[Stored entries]
--------------------
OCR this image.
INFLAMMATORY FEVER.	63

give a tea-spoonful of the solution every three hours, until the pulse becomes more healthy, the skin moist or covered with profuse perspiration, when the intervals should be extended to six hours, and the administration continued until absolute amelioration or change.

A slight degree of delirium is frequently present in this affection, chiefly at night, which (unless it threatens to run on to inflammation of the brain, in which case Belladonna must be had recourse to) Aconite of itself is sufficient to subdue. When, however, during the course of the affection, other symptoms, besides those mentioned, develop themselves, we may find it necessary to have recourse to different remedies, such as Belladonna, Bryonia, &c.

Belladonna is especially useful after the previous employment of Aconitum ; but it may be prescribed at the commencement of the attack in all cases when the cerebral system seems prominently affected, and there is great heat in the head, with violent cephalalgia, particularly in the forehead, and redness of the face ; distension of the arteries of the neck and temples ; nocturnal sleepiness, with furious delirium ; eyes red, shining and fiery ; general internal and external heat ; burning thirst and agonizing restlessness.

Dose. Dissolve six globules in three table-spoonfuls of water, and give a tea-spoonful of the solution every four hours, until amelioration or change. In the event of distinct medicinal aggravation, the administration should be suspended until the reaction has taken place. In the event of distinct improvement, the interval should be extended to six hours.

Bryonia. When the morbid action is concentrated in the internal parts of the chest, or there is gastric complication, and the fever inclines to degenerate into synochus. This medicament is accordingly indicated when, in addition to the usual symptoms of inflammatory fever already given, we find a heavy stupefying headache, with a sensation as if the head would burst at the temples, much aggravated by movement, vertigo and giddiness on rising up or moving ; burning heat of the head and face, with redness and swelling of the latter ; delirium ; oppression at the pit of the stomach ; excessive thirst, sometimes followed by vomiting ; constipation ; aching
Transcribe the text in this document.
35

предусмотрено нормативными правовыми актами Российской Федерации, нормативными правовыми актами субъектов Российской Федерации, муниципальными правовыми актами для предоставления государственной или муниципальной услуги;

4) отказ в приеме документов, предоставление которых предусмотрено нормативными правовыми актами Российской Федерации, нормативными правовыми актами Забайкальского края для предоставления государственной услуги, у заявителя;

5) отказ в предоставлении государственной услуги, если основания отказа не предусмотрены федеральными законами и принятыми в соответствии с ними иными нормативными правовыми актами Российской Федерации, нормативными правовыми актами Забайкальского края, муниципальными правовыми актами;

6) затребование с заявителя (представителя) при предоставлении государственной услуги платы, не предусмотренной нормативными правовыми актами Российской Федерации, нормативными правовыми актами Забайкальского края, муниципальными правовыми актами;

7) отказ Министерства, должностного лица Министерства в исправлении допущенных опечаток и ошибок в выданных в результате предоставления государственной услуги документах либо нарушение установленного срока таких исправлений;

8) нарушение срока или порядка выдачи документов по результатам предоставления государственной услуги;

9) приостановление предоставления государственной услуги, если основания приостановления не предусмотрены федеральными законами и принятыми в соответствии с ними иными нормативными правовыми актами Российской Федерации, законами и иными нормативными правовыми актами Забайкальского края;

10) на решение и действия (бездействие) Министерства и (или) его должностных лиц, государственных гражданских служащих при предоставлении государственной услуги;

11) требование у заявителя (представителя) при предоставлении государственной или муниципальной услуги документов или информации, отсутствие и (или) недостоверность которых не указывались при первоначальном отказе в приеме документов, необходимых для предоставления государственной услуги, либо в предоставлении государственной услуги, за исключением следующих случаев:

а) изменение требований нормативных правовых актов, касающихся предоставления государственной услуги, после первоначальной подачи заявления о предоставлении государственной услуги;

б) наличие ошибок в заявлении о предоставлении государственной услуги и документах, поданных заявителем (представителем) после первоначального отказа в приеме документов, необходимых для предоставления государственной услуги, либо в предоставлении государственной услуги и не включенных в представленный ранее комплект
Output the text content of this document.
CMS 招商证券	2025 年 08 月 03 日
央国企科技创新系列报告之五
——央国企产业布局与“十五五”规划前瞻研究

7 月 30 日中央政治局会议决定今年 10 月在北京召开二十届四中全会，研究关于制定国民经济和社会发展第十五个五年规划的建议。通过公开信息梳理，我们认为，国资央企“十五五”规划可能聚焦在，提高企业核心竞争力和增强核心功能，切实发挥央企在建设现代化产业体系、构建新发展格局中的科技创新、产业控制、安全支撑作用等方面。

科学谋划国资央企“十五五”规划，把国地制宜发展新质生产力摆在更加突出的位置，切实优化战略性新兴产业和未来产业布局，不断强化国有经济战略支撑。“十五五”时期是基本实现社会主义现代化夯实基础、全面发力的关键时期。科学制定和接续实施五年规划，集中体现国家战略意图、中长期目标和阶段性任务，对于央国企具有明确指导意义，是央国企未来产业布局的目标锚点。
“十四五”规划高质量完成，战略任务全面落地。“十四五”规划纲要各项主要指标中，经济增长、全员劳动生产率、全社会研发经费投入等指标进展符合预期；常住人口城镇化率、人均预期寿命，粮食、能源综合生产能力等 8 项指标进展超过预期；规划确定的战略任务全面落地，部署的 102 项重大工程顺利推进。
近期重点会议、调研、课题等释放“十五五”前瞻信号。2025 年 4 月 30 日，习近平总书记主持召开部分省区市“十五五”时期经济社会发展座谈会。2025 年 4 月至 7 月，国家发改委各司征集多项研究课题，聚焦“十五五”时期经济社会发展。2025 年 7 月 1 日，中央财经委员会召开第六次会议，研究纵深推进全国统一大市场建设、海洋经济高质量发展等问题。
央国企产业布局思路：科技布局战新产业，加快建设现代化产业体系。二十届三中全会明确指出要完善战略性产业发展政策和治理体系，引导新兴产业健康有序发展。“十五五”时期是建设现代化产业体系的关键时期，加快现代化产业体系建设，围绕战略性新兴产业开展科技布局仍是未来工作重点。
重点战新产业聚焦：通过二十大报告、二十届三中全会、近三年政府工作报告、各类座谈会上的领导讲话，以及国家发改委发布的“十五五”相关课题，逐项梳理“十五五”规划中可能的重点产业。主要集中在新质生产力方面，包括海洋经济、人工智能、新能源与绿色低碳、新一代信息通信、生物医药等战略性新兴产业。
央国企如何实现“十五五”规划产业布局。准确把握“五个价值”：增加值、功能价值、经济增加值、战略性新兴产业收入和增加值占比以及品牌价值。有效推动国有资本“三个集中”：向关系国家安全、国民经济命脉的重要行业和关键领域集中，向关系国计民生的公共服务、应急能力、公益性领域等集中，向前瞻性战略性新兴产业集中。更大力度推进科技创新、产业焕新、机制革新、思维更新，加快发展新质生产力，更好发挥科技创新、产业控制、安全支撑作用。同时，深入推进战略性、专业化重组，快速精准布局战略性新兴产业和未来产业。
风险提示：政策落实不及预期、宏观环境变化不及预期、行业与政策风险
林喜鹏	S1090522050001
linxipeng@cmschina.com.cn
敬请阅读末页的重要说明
--------------------
Short exercise:
Filter the data for the string "срока" and copy every line that has it.

Correct output:
7) отказ Министерства, должностного лица Министерства в исправлении допущенных опечаток и ошибок в выданных в результате предоставления государственной услуги документах либо нарушение установленного срока таких исправлений;
8) нарушение срока или порядка выдачи документов по результатам предоставления государственной услуги;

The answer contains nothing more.